WHAT YOU WILL DO: Across the entries, how many lines have the string "dreiviertel" in them? Reply with only a number.

═══ RAW DATA

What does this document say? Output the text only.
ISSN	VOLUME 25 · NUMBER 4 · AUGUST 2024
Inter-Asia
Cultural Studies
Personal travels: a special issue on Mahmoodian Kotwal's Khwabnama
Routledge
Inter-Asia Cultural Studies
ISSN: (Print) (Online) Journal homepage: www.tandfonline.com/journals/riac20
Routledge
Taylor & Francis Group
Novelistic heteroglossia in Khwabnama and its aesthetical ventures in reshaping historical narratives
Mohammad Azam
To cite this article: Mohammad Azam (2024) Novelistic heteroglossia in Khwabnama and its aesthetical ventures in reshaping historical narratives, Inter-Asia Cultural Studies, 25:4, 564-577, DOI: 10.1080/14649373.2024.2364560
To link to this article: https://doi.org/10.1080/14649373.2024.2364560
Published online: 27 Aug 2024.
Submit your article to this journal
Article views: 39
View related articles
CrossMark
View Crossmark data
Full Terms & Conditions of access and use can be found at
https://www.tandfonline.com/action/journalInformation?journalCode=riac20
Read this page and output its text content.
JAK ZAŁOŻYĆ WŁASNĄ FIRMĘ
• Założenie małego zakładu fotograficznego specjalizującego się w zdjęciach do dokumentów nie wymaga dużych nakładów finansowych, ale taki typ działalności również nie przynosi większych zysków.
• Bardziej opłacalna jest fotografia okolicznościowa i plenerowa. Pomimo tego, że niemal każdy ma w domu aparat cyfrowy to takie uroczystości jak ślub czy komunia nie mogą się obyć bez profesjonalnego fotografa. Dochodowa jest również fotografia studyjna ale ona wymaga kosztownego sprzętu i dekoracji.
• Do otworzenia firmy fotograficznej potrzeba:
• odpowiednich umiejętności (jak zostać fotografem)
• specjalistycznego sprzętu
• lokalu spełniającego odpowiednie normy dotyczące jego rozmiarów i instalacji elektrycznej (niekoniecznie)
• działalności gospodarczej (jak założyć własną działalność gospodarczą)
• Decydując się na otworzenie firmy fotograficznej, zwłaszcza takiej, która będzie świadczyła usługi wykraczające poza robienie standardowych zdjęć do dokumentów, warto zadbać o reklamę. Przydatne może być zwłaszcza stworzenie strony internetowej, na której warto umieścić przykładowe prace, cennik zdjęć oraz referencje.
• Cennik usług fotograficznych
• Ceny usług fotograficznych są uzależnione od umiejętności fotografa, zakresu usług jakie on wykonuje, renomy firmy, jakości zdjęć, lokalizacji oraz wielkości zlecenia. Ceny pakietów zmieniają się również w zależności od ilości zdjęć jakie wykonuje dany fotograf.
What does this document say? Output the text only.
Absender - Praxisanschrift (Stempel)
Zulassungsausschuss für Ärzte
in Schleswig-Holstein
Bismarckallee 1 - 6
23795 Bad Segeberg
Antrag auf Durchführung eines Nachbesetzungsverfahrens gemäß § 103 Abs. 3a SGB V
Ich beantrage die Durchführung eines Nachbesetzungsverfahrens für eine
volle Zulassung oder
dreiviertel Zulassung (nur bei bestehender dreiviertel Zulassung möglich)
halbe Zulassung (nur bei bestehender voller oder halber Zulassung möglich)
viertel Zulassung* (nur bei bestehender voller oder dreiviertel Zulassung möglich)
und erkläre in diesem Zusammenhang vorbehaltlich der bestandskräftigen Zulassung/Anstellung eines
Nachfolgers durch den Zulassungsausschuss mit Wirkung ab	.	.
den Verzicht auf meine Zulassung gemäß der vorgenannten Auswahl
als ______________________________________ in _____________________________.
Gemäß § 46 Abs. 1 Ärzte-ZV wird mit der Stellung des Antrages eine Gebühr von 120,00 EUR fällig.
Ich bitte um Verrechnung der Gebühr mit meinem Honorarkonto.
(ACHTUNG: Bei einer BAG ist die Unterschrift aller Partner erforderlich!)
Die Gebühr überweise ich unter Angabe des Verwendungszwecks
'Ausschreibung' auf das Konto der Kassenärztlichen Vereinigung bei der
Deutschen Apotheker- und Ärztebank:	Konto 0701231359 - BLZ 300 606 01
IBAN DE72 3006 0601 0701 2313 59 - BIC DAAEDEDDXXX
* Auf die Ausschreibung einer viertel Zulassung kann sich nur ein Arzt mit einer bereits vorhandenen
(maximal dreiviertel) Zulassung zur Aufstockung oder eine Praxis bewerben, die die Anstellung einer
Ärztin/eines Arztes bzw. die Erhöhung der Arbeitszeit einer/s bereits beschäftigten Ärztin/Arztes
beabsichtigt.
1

══════

TASK OUTPUT: 3